**Given task:**
Check each line of the listing for the string "object", count the lines that have it, and answer with that number only.

________________________________________

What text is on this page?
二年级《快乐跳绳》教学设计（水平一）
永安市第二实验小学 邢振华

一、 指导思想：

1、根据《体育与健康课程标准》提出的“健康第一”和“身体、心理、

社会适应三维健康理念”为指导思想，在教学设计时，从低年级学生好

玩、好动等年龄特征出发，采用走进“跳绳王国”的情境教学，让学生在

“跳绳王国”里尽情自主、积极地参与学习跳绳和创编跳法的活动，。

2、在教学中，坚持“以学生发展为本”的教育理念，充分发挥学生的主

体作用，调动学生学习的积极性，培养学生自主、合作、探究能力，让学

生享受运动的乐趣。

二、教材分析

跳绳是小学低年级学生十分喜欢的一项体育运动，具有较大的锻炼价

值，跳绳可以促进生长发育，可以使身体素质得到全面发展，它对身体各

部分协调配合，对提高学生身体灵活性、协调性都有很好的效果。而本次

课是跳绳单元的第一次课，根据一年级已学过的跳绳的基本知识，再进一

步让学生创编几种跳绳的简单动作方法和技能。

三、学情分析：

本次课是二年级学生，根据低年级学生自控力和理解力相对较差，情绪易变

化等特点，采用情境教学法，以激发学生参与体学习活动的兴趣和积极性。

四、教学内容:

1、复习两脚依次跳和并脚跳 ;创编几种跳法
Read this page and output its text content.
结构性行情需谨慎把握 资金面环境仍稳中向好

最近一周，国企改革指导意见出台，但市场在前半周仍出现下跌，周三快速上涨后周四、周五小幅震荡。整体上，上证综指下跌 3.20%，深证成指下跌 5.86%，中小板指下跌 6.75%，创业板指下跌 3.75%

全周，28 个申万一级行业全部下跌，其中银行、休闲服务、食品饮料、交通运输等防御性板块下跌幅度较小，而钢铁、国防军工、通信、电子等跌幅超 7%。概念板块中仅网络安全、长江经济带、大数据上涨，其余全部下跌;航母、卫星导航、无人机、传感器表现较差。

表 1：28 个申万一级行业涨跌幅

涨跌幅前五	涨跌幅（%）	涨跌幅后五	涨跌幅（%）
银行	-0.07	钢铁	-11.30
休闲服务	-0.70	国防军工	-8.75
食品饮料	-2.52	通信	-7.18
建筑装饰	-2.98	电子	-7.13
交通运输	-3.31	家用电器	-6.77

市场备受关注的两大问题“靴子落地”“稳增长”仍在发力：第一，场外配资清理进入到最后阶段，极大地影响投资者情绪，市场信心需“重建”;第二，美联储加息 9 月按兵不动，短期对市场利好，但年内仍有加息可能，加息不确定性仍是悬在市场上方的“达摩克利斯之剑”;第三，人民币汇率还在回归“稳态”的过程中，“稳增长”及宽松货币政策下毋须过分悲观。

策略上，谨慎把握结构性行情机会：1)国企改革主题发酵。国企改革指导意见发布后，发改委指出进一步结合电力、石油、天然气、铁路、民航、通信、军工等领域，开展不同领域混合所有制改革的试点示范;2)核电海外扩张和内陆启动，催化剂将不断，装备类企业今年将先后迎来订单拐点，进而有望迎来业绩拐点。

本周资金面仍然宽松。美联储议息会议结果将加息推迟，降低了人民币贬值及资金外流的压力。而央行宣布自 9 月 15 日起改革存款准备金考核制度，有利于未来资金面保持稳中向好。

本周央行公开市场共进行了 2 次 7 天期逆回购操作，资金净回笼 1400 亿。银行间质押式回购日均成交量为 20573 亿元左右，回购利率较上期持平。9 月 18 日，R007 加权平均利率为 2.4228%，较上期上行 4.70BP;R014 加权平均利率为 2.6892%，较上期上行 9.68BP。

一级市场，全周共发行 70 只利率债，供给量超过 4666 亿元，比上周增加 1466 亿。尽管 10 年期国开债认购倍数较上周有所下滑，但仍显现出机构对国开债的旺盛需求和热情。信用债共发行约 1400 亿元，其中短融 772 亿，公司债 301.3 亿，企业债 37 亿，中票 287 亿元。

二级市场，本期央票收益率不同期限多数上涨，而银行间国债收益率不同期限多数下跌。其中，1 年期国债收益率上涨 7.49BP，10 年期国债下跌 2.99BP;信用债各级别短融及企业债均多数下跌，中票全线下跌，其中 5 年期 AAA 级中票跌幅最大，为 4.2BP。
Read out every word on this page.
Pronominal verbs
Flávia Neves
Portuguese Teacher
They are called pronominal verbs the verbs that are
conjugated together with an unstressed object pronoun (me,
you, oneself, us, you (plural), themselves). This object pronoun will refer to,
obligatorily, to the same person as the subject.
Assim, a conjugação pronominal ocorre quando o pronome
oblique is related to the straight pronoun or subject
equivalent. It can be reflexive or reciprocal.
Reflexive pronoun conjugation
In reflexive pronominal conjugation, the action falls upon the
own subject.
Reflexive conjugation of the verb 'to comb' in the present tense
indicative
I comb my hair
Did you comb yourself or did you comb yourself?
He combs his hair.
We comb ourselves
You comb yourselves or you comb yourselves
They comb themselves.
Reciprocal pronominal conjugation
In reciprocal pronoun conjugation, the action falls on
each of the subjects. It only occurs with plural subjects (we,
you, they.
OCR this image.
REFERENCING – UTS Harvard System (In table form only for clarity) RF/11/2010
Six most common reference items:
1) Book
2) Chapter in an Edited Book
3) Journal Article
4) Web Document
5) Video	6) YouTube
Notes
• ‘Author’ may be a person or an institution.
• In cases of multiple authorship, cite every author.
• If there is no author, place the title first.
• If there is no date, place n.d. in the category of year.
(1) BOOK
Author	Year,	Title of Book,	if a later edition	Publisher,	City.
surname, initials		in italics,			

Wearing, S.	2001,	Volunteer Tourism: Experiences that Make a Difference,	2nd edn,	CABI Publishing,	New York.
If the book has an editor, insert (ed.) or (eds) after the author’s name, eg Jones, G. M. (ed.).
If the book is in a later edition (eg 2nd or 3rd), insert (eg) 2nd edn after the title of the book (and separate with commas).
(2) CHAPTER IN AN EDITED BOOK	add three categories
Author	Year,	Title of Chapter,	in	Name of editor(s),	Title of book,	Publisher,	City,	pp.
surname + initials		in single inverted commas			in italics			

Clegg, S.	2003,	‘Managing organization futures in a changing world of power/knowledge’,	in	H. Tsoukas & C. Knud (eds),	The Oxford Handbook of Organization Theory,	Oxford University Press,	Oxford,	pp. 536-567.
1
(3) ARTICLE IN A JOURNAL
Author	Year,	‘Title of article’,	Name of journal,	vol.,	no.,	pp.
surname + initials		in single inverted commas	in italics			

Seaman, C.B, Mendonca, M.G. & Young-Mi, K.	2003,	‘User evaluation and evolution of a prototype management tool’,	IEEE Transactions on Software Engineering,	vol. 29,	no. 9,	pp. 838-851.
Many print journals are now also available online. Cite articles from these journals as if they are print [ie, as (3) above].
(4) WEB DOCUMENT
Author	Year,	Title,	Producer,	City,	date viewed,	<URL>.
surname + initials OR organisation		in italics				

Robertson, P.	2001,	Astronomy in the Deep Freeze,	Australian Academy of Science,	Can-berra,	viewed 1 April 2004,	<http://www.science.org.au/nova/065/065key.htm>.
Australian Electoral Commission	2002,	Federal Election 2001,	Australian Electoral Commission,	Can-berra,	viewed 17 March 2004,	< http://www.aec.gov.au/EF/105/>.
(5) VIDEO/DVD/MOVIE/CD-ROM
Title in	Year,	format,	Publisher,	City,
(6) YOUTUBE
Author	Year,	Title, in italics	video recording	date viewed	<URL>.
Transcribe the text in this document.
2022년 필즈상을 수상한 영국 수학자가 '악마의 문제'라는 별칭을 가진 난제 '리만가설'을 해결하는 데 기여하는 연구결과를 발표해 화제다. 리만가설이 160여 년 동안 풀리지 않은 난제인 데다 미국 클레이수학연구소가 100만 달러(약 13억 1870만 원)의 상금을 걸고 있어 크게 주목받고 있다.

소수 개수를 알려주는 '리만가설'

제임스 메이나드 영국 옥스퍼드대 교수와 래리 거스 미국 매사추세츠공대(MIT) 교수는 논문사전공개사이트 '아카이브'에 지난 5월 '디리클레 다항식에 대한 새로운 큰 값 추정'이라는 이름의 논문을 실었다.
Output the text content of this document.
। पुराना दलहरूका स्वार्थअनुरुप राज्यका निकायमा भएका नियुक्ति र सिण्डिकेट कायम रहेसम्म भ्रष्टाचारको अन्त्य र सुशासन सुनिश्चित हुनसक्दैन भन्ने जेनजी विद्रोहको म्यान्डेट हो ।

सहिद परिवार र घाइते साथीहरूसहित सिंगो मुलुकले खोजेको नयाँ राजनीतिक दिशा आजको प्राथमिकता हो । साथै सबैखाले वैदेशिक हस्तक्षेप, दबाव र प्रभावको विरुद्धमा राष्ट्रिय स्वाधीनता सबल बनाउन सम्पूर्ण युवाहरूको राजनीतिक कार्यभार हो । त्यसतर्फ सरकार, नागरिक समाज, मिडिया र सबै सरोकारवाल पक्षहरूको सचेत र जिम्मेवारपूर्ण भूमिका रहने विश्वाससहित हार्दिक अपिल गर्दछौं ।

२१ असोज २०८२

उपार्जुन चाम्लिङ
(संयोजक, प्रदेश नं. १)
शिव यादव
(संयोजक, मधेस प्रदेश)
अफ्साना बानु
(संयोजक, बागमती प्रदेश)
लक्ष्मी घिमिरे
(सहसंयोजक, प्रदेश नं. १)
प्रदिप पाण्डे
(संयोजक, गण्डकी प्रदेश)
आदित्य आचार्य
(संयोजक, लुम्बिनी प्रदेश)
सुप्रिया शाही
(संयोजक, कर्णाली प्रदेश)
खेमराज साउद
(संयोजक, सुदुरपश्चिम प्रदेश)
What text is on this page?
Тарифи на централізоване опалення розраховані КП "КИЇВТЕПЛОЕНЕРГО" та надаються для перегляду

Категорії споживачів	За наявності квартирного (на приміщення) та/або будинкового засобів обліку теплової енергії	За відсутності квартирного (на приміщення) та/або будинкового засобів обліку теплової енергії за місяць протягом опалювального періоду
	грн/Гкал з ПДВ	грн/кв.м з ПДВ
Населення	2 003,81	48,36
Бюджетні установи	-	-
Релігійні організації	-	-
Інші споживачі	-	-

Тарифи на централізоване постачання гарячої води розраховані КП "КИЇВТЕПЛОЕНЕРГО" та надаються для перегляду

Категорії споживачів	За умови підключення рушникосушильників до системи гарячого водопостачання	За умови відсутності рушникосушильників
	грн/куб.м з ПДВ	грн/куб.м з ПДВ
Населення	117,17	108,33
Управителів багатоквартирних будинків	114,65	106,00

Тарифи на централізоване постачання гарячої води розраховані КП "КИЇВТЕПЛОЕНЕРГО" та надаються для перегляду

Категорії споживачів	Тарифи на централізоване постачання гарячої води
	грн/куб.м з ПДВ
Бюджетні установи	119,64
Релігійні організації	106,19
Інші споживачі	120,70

________________________________________

**Response to the task:**
2